(Collection entries)
= = = = = = =
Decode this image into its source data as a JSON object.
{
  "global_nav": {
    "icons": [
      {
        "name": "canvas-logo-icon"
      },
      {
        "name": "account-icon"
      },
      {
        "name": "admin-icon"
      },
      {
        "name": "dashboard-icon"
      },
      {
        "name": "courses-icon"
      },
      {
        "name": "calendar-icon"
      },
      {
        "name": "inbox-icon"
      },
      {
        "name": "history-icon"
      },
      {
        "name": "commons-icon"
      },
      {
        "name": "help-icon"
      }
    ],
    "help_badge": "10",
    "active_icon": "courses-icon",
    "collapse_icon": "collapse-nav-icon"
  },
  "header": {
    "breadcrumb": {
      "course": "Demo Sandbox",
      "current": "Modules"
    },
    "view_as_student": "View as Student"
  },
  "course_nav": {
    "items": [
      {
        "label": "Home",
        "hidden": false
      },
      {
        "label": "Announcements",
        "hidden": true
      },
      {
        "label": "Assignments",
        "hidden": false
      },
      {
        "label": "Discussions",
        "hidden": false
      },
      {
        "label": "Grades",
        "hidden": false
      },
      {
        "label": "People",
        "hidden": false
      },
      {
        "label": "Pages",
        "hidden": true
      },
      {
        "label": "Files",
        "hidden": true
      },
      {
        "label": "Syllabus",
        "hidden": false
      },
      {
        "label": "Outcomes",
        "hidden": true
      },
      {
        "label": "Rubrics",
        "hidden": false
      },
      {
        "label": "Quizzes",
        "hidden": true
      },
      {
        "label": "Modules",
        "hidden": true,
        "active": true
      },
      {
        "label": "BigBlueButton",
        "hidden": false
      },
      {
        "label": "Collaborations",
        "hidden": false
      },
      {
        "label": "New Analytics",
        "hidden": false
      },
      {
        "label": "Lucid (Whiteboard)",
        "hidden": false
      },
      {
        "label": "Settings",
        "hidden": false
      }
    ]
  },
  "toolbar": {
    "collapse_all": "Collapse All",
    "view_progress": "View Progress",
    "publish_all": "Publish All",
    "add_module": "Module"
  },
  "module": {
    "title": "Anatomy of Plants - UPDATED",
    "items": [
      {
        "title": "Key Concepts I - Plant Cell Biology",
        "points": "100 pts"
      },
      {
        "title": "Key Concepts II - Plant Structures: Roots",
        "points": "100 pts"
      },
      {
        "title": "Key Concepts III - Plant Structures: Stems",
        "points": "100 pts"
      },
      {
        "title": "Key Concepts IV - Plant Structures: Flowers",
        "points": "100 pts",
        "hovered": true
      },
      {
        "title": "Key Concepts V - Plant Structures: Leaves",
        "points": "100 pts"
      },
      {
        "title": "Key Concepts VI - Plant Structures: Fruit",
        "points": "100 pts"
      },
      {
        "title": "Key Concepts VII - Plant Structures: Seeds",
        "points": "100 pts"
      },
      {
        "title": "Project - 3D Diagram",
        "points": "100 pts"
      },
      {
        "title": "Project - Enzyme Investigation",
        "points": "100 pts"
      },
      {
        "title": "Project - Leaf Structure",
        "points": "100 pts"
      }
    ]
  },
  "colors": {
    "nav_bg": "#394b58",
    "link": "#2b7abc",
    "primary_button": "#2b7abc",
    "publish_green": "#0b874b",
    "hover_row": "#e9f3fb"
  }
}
= = = = = = =
### Task prompt
Whenever a line in the records contains the word "courses", copy that line.

### Finished task
        "name": "courses-icon"
    "active_icon": "courses-icon",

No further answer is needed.